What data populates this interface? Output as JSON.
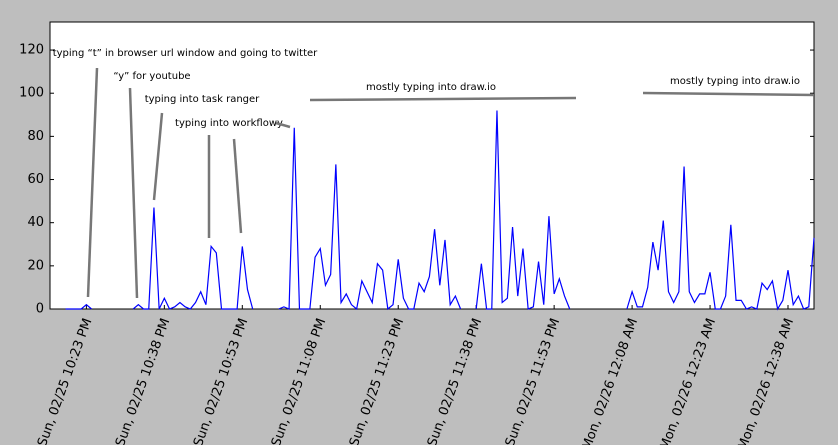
{
  "chart_data": {
    "type": "line",
    "categories": [
      null,
      null,
      null,
      null,
      null,
      null,
      null,
      "Sun, 02/25 10:23 PM",
      null,
      null,
      null,
      null,
      null,
      null,
      null,
      null,
      null,
      null,
      null,
      null,
      null,
      null,
      "Sun, 02/25 10:38 PM",
      null,
      null,
      null,
      null,
      null,
      null,
      null,
      null,
      null,
      null,
      null,
      null,
      null,
      null,
      "Sun, 02/25 10:53 PM",
      null,
      null,
      null,
      null,
      null,
      null,
      null,
      null,
      null,
      null,
      null,
      null,
      null,
      null,
      "Sun, 02/25 11:08 PM",
      null,
      null,
      null,
      null,
      null,
      null,
      null,
      null,
      null,
      null,
      null,
      null,
      null,
      null,
      "Sun, 02/25 11:23 PM",
      null,
      null,
      null,
      null,
      null,
      null,
      null,
      null,
      null,
      null,
      null,
      null,
      null,
      null,
      "Sun, 02/25 11:38 PM",
      null,
      null,
      null,
      null,
      null,
      null,
      null,
      null,
      null,
      null,
      null,
      null,
      null,
      null,
      "Sun, 02/25 11:53 PM",
      null,
      null,
      null,
      null,
      null,
      null,
      null,
      null,
      null,
      null,
      null,
      null,
      null,
      null,
      "Mon, 02/26 12:08 AM",
      null,
      null,
      null,
      null,
      null,
      null,
      null,
      null,
      null,
      null,
      null,
      null,
      null,
      null,
      "Mon, 02/26 12:23 AM",
      null,
      null,
      null,
      null,
      null,
      null,
      null,
      null,
      null,
      null,
      null,
      null,
      null,
      null,
      "Mon, 02/26 12:38 AM",
      null,
      null,
      null,
      null,
      null
    ],
    "values": [
      null,
      null,
      null,
      0,
      0,
      0,
      0,
      2,
      0,
      null,
      null,
      null,
      null,
      null,
      null,
      null,
      0,
      2,
      0,
      0,
      47,
      0,
      5,
      0,
      1,
      3,
      1,
      0,
      3,
      8,
      2,
      29,
      26,
      0,
      0,
      0,
      0,
      29,
      9,
      0,
      null,
      null,
      null,
      null,
      0,
      1,
      0,
      84,
      0,
      0,
      0,
      24,
      28,
      11,
      16,
      67,
      3,
      7,
      2,
      0,
      13,
      8,
      3,
      21,
      18,
      0,
      2,
      23,
      5,
      0,
      0,
      12,
      8,
      15,
      37,
      11,
      32,
      2,
      6,
      0,
      null,
      null,
      0,
      21,
      0,
      0,
      92,
      3,
      5,
      38,
      6,
      28,
      0,
      1,
      22,
      2,
      43,
      7,
      14,
      6,
      0,
      null,
      null,
      null,
      null,
      null,
      null,
      null,
      null,
      null,
      null,
      0,
      8,
      1,
      1,
      10,
      31,
      18,
      41,
      8,
      3,
      8,
      66,
      8,
      3,
      7,
      7,
      17,
      0,
      0,
      6,
      39,
      4,
      4,
      0,
      1,
      0,
      12,
      9,
      13,
      0,
      4,
      18,
      2,
      6,
      0,
      1,
      33
    ],
    "color": "#0000ff",
    "ylim": [
      0,
      133
    ],
    "yticks": [
      0,
      20,
      40,
      60,
      80,
      100,
      120
    ],
    "annotations": [
      "typing “t” in browser url window and going to twitter",
      "“y” for youtube",
      "typing into task ranger",
      "typing into workflowy",
      "mostly typing into draw.io",
      "mostly typing into draw.io"
    ]
  }
}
----------
* _Exercise prompt_
From the listing above, print every entry precisely and drop the pictures.

* _Written answer_
What data populates this interface? Output as JSON.
{
  "chart_data": {
    "type": "line",
    "categories": [
      null,
      null,
      null,
      null,
      null,
      null,
      null,
      "Sun, 02/25 10:23 PM",
      null,
      null,
      null,
      null,
      null,
      null,
      null,
      null,
      null,
      null,
      null,
      null,
      null,
      null,
      "Sun, 02/25 10:38 PM",
      null,
      null,
      null,
      null,
      null,
      null,
      null,
      null,
      null,
      null,
      null,
      null,
      null,
      null,
      "Sun, 02/25 10:53 PM",
      null,
      null,
      null,
      null,
      null,
      null,
      null,
      null,
      null,
      null,
      null,
      null,
      null,
      null,
      "Sun, 02/25 11:08 PM",
      null,
      null,
      null,
      null,
      null,
      null,
      null,
      null,
      null,
      null,
      null,
      null,
      null,
      null,
      "Sun, 02/25 11:23 PM",
      null,
      null,
      null,
      null,
      null,
      null,
      null,
      null,
      null,
      null,
      null,
      null,
      null,
      null,
      "Sun, 02/25 11:38 PM",
      null,
      null,
      null,
      null,
      null,
      null,
      null,
      null,
      null,
      null,
      null,
      null,
      null,
      null,
      "Sun, 02/25 11:53 PM",
      null,
      null,
      null,
      null,
      null,
      null,
      null,
      null,
      null,
      null,
      null,
      null,
      null,
      null,
      "Mon, 02/26 12:08 AM",
      null,
      null,
      null,
      null,
      null,
      null,
      null,
      null,
      null,
      null,
      null,
      null,
      null,
      null,
      "Mon, 02/26 12:23 AM",
      null,
      null,
      null,
      null,
      null,
      null,
      null,
      null,
      null,
      null,
      null,
      null,
      null,
      null,
      "Mon, 02/26 12:38 AM",
      null,
      null,
      null,
      null,
      null
    ],
    "values": [
      null,
      null,
      null,
      0,
      0,
      0,
      0,
      2,
      0,
      null,
      null,
      null,
      null,
      null,
      null,
      null,
      0,
      2,
      0,
      0,
      47,
      0,
      5,
      0,
      1,
      3,
      1,
      0,
      3,
      8,
      2,
      29,
      26,
      0,
      0,
      0,
      0,
      29,
      9,
      0,
      null,
      null,
      null,
      null,
      0,
      1,
      0,
      84,
      0,
      0,
      0,
      24,
      28,
      11,
      16,
      67,
      3,
      7,
      2,
      0,
      13,
      8,
      3,
      21,
      18,
      0,
      2,
      23,
      5,
      0,
      0,
      12,
      8,
      15,
      37,
      11,
      32,
      2,
      6,
      0,
      null,
      null,
      0,
      21,
      0,
      0,
      92,
      3,
      5,
      38,
      6,
      28,
      0,
      1,
      22,
      2,
      43,
      7,
      14,
      6,
      0,
      null,
      null,
      null,
      null,
      null,
      null,
      null,
      null,
      null,
      null,
      0,
      8,
      1,
      1,
      10,
      31,
      18,
      41,
      8,
      3,
      8,
      66,
      8,
      3,
      7,
      7,
      17,
      0,
      0,
      6,
      39,
      4,
      4,
      0,
      1,
      0,
      12,
      9,
      13,
      0,
      4,
      18,
      2,
      6,
      0,
      1,
      33
    ],
    "color": "#0000ff",
    "ylim": [
      0,
      133
    ],
    "yticks": [
      0,
      20,
      40,
      60,
      80,
      100,
      120
    ],
    "annotations": [
      "typing “t” in browser url window and going to twitter",
      "“y” for youtube",
      "typing into task ranger",
      "typing into workflowy",
      "mostly typing into draw.io",
      "mostly typing into draw.io"
    ]
  }
}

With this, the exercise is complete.